▶ _PASSAGE_
START

# 3 x Problems

In [1]:
import numpy as np

problem2 = np.load('../data/problem_2.npz')
problem3 = np.load('../data/problem_3.npz')

problem = problem2
x = problem['x']
y = problem['y']

### GP Framework

In [2]:
terminal_set = {'x0': lambda x0: x0, 
                'x1': lambda x1: x1, 
                'x2': lambda x2: x2, 
                '1': 1, 
                '2': 2, 
                '3': 3, 
                '5': 5, 
                '7': 7, 
                'pi': np.pi, 
                'e': np.e}

function_set = {'+': lambda a, b: a+b, 
                '-': lambda a, b: a-b, 
                '*': lambda a, b: a*b,
                '/': lambda a, b: a / b if b != 0 else 1,
                'sin': lambda a: np.sin(a),
                'cos': lambda a: np.cos(a),
                'exp': lambda a: np.exp(a),
                'log': lambda a: np.log(a) if a > 0 else 1,
                'sqrt': lambda a: np.sqrt(a) if a >= 0 else 1,
                'abs': lambda a: np.abs(a)}


def evaluate_tree_array(tree, x0_val, x1_val, x2_val, index=0):
    if(index >= len(tree)):
        return 0
    def subtree_size(tree, index):
        if(index >= len(tree)):
            return 0
        node = tree[index]
        if node in function_set:
            if node in ['sin', 'cos', 'exp', 'log', 'sqrt', 'abs']:
                return 1 + subtree_size(tree, index + 1)
            else:
                left_size = subtree_size(tree, index + 1)
                right_size = subtree_size(tree, index + 1 + left_size)
                return 1 + left_size + right_size
        else:
            return 1

    node = tree[index]
    if node in function_set:
        if node in ['sin', 'cos', 'exp', 'log', 'sqrt', 'abs']:
            left_child_index = index + 1
            return function_set[node](evaluate_tree_array(tree, x0_val, x1_val, x2_val, left_child_index))
        else: 
            left_child_index = index + 1
            left_subtree_size = subtree_size(tree, left_child_index)
            right_child_index = left_child_index + left_subtree_size
            left_value = evaluate_tree_array(tree, x0_val, x1_val, x2_val, left_child_index)
            right_value = evaluate_tree_array(tree, x0_val, x1_val, x2_val, right_child_index)
            return function_set[node](left_value, right_value)
    elif node == 'x0':
        return terminal_set[node](x0_val)
    elif node == 'x1':
        return terminal_set[node](x1_val)
    elif node == 'x2':
        return terminal_set[node](x2_val)
    else: 
        return terminal_set[node]
    

def mean_squared_error(x, y, individual):
    mse = 0
    for i in range(len(y)):
        x0_val = x[0][i]
        x1_val = x[1][i]
        x2_val = x[2][i]
        result = evaluate_tree_array(individual, x0_val, x1_val, x2_val)
        error = np.square(result - y[i])
        mse += error
    mse = mse / len(y)
    return mse

def fitness_function(x, y, individual):
    mse = mean_squared_error(x, y, individual)
    complexity = len(individual)
    regularization = 0.0
    fitness = mse + regularization * complexity
    return fitness

### Population initialization

In [3]:
population_size = 100
max_depth = 5

def random_terminal():
    terminal = np.random.choice(list(terminal_set.keys()))
    return str(terminal)

def random_function():
    function = np.random.choice(list(function_set.keys()))
    return str(function)

def generate_full_tree(max_depth):
    tree = []
    stack = [0] 
    while stack:
        depth = stack.pop()

END

▶ _DATASET EXCERPT_

START

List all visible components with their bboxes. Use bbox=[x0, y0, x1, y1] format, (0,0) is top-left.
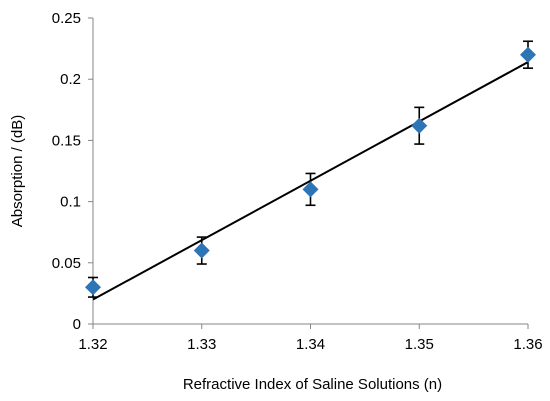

END

▶ _EXERCISES_
(a) List the name of every function that the 3 x Problems notebook defines with the def keyword.
(b) Extract the stretch of the 3 x Problems notebook from "right_size = subtree_size(tree, index" through "left_subtree_size = subtree_size(tree, left_child_index)".

▶ _RESPONSES PER TASK_
(a) evaluate_tree_array, subtree_size, mean_squared_error, fitness_function, random_terminal, random_function, generate_full_tree

(b)
right_size = subtree_size(tree, index + 1 + left_size)
                return 1 + left_size + right_size
        else:
            return 1

    node = tree[index]
    if node in function_set:
        if node in ['sin', 'cos', 'exp', 'log', 'sqrt', 'abs']:
            left_child_index = index + 1
            return function_set[node](evaluate_tree_array(tree, x0_val, x1_val, x2_val, left_child_index))
        else: 
            left_child_index = index + 1
            left_subtree_size = subtree_size(tree, left_child_index)